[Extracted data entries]
>>>

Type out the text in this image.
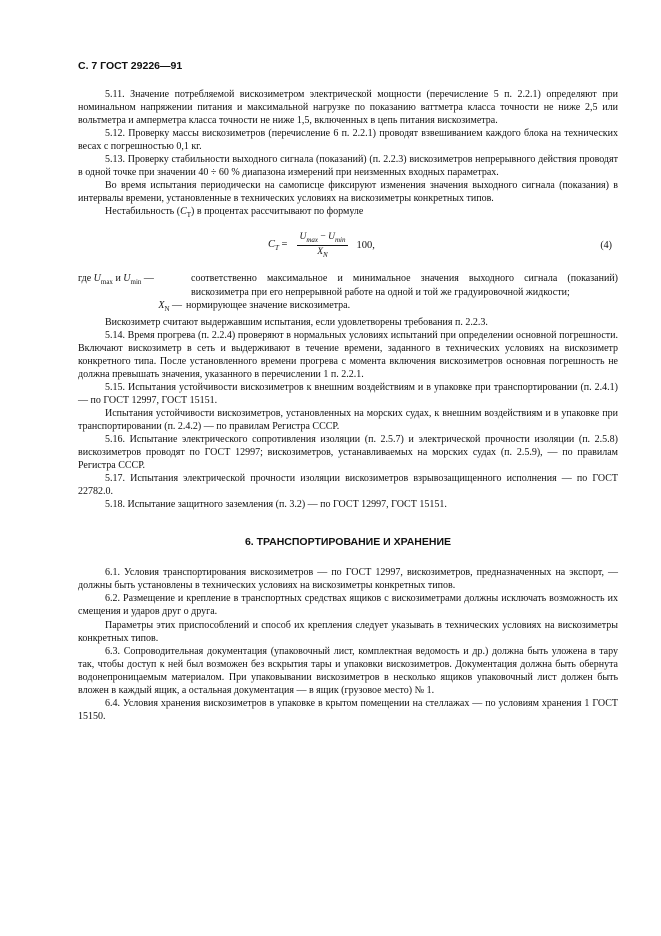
С. 7 ГОСТ 29226—91

5.11. Значение потребляемой вискозиметром электрической мощности (перечисление 5 п. 2.2.1) определяют при номинальном напряжении питания и максимальной нагрузке по показанию ваттметра класса точности не ниже 2,5 или вольтметра и амперметра класса точности не ниже 1,5, включенных в цепь питания вискозиметра.

5.12. Проверку массы вискозиметров (перечисление 6 п. 2.2.1) проводят взвешиванием каждого блока на технических весах с погрешностью 0,1 кг.

5.13. Проверку стабильности выходного сигнала (показаний) (п. 2.2.3) вискозиметров непрерывного действия проводят в одной точке при значении 40 ÷ 60 % диапазона измерений при неизменных входных параметрах.

Во время испытания периодически на самописце фиксируют изменения значения выходного сигнала (показания) в интервалы времени, установленные в технических условиях на вискозиметры конкретных типов.

Нестабильность $(C_T)$ в процентах рассчитывают по формуле

$C_T = \frac{U_{max} - U_{min}}{X_N} 100$,	(4)
где $U_{max}$ и $U_{min}$ —	соответственно максимальное и минимальное значения выходного сигнала (показаний) вискозиметра при его непрерывной работе на одной и той же градуировочной жидкости;
$X_N$ — нормирующее значение вискозиметра.

Вискозиметр считают выдержавшим испытания, если удовлетворены требования п. 2.2.3.

5.14. Время прогрева (п. 2.2.4) проверяют в нормальных условиях испытаний при определении основной погрешности. Включают вискозиметр в сеть и выдерживают в течение времени, заданного в технических условиях на вискозиметр конкретного типа. После установленного времени прогрева с момента включения вискозиметров основная погрешность не должна превышать значения, указанного в перечислении 1 п. 2.2.1.

5.15. Испытания устойчивости вискозиметров к внешним воздействиям и в упаковке при транспортировании (п. 2.4.1) — по ГОСТ 12997, ГОСТ 15151.

Испытания устойчивости вискозиметров, установленных на морских судах, к внешним воздействиям и в упаковке при транспортировании (п. 2.4.2) — по правилам Регистра СССР.

5.16. Испытание электрического сопротивления изоляции (п. 2.5.7) и электрической прочности изоляции (п. 2.5.8) вискозиметров проводят по ГОСТ 12997; вискозиметров, устанавливаемых на морских судах (п. 2.5.9), — по правилам Регистра СССР.

5.17. Испытания электрической прочности изоляции вискозиметров взрывозащищенного исполнения — по ГОСТ 22782.0.

5.18. Испытание защитного заземления (п. 3.2) — по ГОСТ 12997, ГОСТ 15151.

6. ТРАНСПОРТИРОВАНИЕ И ХРАНЕНИЕ

6.1. Условия транспортирования вискозиметров — по ГОСТ 12997, вискозиметров, предназначенных на экспорт, — должны быть установлены в технических условиях на вискозиметры конкретных типов.

6.2. Размещение и крепление в транспортных средствах ящиков с вискозиметрами должны исключать возможность их смещения и ударов друг о друга.

Параметры этих приспособлений и способ их крепления следует указывать в технических условиях на вискозиметры конкретных типов.

6.3. Сопроводительная документация (упаковочный лист, комплектная ведомость и др.) должна быть уложена в тару так, чтобы доступ к ней был возможен без вскрытия тары и упаковки вискозиметров. Документация должна быть обернута водонепроницаемым материалом. При упаковывании вискозиметров в несколько ящиков упаковочный лист должен быть вложен в каждый ящик, а остальная документация — в ящик (грузовое место) № 1.

6.4. Условия хранения вискозиметров в упаковке в крытом помещении на стеллажах — по условиям хранения 1 ГОСТ 15150.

<<<

What the task requires
Copy the data exactly. Any picture it contains is to be omitted.

Correct answer
Type out the text in this image.
С. 7 ГОСТ 29226—91

5.11. Значение потребляемой вискозиметром электрической мощности (перечисление 5 п. 2.2.1) определяют при номинальном напряжении питания и максимальной нагрузке по показанию ваттметра класса точности не ниже 2,5 или вольтметра и амперметра класса точности не ниже 1,5, включенных в цепь питания вискозиметра.

5.12. Проверку массы вискозиметров (перечисление 6 п. 2.2.1) проводят взвешиванием каждого блока на технических весах с погрешностью 0,1 кг.

5.13. Проверку стабильности выходного сигнала (показаний) (п. 2.2.3) вискозиметров непрерывного действия проводят в одной точке при значении 40 ÷ 60 % диапазона измерений при неизменных входных параметрах.

Во время испытания периодически на самописце фиксируют изменения значения выходного сигнала (показания) в интервалы времени, установленные в технических условиях на вискозиметры конкретных типов.

Нестабильность $(C_T)$ в процентах рассчитывают по формуле

$C_T = \frac{U_{max} - U_{min}}{X_N} 100$,	(4)
где $U_{max}$ и $U_{min}$ —	соответственно максимальное и минимальное значения выходного сигнала (показаний) вискозиметра при его непрерывной работе на одной и той же градуировочной жидкости;
$X_N$ — нормирующее значение вискозиметра.

Вискозиметр считают выдержавшим испытания, если удовлетворены требования п. 2.2.3.

5.14. Время прогрева (п. 2.2.4) проверяют в нормальных условиях испытаний при определении основной погрешности. Включают вискозиметр в сеть и выдерживают в течение времени, заданного в технических условиях на вискозиметр конкретного типа. После установленного времени прогрева с момента включения вискозиметров основная погрешность не должна превышать значения, указанного в перечислении 1 п. 2.2.1.

5.15. Испытания устойчивости вискозиметров к внешним воздействиям и в упаковке при транспортировании (п. 2.4.1) — по ГОСТ 12997, ГОСТ 15151.

Испытания устойчивости вискозиметров, установленных на морских судах, к внешним воздействиям и в упаковке при транспортировании (п. 2.4.2) — по правилам Регистра СССР.

5.16. Испытание электрического сопротивления изоляции (п. 2.5.7) и электрической прочности изоляции (п. 2.5.8) вискозиметров проводят по ГОСТ 12997; вискозиметров, устанавливаемых на морских судах (п. 2.5.9), — по правилам Регистра СССР.

5.17. Испытания электрической прочности изоляции вискозиметров взрывозащищенного исполнения — по ГОСТ 22782.0.

5.18. Испытание защитного заземления (п. 3.2) — по ГОСТ 12997, ГОСТ 15151.

6. ТРАНСПОРТИРОВАНИЕ И ХРАНЕНИЕ

6.1. Условия транспортирования вискозиметров — по ГОСТ 12997, вискозиметров, предназначенных на экспорт, — должны быть установлены в технических условиях на вискозиметры конкретных типов.

6.2. Размещение и крепление в транспортных средствах ящиков с вискозиметрами должны исключать возможность их смещения и ударов друг о друга.

Параметры этих приспособлений и способ их крепления следует указывать в технических условиях на вискозиметры конкретных типов.

6.3. Сопроводительная документация (упаковочный лист, комплектная ведомость и др.) должна быть уложена в тару так, чтобы доступ к ней был возможен без вскрытия тары и упаковки вискозиметров. Документация должна быть обернута водонепроницаемым материалом. При упаковывании вискозиметров в несколько ящиков упаковочный лист должен быть вложен в каждый ящик, а остальная документация — в ящик (грузовое место) № 1.

6.4. Условия хранения вискозиметров в упаковке в крытом помещении на стеллажах — по условиям хранения 1 ГОСТ 15150.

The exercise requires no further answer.